▸ **Dataset records**:
_ _ _
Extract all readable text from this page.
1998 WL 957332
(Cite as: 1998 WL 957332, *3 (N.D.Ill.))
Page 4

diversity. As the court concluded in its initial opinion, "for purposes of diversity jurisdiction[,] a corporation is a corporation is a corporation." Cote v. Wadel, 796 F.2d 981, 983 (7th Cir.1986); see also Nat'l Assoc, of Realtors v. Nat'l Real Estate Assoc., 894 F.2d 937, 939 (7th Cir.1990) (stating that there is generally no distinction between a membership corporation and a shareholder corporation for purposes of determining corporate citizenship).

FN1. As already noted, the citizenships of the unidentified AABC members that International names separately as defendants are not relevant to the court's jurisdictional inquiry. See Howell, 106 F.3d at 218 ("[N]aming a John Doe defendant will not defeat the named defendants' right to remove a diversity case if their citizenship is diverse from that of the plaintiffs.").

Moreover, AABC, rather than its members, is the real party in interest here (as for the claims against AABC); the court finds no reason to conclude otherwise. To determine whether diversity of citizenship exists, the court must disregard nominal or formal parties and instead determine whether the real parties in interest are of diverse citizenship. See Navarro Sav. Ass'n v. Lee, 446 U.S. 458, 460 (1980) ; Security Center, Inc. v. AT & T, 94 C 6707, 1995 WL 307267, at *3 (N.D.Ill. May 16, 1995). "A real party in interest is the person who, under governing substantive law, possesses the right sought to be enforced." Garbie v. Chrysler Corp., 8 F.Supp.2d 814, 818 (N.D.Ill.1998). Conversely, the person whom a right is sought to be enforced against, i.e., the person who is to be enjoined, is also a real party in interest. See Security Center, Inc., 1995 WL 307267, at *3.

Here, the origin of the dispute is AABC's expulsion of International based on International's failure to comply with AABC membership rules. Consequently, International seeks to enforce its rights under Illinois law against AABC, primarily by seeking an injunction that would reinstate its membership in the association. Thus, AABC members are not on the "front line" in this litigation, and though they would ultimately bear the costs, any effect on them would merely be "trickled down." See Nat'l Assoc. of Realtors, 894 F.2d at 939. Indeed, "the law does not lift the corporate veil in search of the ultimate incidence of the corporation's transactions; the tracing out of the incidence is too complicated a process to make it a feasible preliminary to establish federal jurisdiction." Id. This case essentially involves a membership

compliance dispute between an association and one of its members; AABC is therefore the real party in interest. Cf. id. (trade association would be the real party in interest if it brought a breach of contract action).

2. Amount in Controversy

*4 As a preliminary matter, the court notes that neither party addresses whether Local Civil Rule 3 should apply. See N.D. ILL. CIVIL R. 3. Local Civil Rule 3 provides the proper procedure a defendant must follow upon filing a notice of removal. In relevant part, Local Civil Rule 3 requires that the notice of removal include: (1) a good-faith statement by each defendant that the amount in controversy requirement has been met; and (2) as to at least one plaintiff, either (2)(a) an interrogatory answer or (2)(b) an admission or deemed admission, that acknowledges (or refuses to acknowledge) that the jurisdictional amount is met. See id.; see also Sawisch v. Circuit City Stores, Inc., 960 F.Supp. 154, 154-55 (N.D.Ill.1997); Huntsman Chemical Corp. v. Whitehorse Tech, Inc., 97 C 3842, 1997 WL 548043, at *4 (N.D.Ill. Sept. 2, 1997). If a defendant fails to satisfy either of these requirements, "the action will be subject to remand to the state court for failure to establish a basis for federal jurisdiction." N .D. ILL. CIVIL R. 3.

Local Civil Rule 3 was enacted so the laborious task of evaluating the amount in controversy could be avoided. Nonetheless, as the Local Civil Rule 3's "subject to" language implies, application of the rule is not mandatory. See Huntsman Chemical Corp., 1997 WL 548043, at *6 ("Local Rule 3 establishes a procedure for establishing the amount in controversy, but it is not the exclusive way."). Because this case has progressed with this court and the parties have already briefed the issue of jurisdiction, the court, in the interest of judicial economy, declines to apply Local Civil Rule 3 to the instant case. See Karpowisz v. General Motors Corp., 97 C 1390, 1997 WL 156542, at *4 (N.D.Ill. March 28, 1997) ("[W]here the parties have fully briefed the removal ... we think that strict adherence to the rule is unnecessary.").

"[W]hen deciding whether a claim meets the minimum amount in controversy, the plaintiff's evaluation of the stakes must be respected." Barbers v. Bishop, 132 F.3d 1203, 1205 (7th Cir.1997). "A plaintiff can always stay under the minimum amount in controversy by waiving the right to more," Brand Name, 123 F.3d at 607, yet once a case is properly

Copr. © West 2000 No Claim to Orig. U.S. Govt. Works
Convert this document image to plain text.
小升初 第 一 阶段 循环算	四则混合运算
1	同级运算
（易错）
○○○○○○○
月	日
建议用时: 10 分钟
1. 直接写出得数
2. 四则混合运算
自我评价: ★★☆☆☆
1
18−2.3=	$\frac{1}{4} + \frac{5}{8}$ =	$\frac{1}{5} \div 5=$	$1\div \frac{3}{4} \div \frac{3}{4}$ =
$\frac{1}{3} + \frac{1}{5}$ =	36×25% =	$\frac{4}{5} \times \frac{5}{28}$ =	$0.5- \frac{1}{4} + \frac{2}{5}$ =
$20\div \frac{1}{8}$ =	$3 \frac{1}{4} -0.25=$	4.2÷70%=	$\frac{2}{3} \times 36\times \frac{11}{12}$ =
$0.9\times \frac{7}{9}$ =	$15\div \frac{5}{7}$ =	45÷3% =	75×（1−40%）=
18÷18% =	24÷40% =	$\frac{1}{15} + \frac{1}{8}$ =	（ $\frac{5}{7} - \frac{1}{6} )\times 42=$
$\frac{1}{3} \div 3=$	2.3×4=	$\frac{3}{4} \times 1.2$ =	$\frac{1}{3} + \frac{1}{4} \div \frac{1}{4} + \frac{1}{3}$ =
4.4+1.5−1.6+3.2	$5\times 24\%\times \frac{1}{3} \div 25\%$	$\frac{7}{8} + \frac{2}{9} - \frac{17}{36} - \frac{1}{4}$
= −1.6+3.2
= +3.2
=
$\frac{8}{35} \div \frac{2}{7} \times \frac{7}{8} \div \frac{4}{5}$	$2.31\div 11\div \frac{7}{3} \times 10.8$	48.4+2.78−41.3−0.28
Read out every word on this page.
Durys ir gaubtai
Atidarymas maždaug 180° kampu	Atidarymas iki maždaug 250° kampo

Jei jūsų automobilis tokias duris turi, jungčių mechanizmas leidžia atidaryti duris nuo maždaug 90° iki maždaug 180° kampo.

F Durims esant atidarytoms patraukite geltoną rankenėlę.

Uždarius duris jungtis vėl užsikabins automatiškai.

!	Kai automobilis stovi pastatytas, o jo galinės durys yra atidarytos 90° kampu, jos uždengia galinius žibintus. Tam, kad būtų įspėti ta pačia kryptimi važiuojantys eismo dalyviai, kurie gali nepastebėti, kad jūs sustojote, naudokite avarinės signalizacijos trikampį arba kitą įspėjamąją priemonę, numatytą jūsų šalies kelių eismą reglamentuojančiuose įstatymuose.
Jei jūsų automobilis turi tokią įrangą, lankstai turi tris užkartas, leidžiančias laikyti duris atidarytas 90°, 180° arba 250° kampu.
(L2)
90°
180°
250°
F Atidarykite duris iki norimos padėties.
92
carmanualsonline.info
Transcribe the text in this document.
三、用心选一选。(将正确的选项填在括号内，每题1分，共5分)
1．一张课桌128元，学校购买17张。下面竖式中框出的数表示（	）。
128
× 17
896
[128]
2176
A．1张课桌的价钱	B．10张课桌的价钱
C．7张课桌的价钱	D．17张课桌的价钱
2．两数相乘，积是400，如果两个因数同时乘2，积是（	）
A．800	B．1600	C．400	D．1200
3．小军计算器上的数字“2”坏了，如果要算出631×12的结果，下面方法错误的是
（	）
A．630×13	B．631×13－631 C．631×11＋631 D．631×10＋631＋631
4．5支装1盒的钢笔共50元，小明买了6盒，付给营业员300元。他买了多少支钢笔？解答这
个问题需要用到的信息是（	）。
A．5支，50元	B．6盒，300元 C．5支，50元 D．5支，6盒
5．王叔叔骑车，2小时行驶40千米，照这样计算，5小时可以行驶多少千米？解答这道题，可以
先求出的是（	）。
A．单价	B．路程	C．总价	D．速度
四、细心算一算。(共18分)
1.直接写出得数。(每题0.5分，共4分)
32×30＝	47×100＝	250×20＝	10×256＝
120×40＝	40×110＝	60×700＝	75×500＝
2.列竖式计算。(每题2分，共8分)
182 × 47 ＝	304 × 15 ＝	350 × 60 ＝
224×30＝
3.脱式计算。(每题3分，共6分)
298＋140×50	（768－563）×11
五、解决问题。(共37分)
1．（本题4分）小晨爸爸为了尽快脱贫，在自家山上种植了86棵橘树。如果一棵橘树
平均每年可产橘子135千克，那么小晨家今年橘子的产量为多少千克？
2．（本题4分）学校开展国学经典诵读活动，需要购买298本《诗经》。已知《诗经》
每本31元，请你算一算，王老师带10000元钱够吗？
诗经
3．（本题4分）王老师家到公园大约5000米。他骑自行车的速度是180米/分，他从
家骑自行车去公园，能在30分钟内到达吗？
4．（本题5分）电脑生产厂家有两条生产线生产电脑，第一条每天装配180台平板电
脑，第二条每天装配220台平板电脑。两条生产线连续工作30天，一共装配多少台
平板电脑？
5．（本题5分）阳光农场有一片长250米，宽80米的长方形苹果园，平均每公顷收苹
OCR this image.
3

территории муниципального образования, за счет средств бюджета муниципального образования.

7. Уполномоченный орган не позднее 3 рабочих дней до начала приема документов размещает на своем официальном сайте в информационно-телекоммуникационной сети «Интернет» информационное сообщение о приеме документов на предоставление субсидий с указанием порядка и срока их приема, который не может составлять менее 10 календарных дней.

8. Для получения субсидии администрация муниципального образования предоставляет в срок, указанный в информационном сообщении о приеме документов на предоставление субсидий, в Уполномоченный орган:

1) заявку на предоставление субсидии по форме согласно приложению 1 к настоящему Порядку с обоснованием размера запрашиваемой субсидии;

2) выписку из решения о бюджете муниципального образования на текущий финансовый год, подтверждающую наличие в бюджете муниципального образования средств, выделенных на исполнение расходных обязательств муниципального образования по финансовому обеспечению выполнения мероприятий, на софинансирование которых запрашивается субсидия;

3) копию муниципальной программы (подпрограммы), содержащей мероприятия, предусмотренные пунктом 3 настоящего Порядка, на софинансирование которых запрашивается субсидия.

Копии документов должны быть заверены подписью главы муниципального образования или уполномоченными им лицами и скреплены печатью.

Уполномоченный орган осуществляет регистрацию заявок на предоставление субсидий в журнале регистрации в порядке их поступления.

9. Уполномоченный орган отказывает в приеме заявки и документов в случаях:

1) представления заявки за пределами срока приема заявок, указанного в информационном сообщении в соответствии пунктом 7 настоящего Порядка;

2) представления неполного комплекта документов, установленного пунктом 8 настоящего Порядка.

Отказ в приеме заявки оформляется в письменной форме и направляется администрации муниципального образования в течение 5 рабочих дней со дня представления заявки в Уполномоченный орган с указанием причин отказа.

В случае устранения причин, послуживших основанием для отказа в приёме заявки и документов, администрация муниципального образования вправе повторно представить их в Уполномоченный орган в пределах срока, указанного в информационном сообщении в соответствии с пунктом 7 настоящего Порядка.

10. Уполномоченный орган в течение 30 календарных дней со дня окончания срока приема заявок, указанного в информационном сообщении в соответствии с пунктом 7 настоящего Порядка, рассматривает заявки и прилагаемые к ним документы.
_ _ _
▸ **Problem to work on**: Gather, from the listing above, every line carrying the word "diverse".

▸ **Solution to this problem**:
FN1. As already noted, the citizenships of the unidentified AABC members that International names separately as defendants are not relevant to the court's jurisdictional inquiry. See Howell, 106 F.3d at 218 ("[N]aming a John Doe defendant will not defeat the named defendants' right to remove a diversity case if their citizenship is diverse from that of the plaintiffs.").
Moreover, AABC, rather than its members, is the real party in interest here (as for the claims against AABC); the court finds no reason to conclude otherwise. To determine whether diversity of citizenship exists, the court must disregard nominal or formal parties and instead determine whether the real parties in interest are of diverse citizenship. See Navarro Sav. Ass'n v. Lee, 446 U.S. 458, 460 (1980) ; Security Center, Inc. v. AT & T, 94 C 6707, 1995 WL 307267, at *3 (N.D.Ill. May 16, 1995). "A real party in interest is the person who, under governing substantive law, possesses the right sought to be enforced." Garbie v. Chrysler Corp., 8 F.Supp.2d 814, 818 (N.D.Ill.1998). Conversely, the person whom a right is sought to be enforced against, i.e., the person who is to be enjoined, is also a real party in interest. See Security Center, Inc., 1995 WL 307267, at *3.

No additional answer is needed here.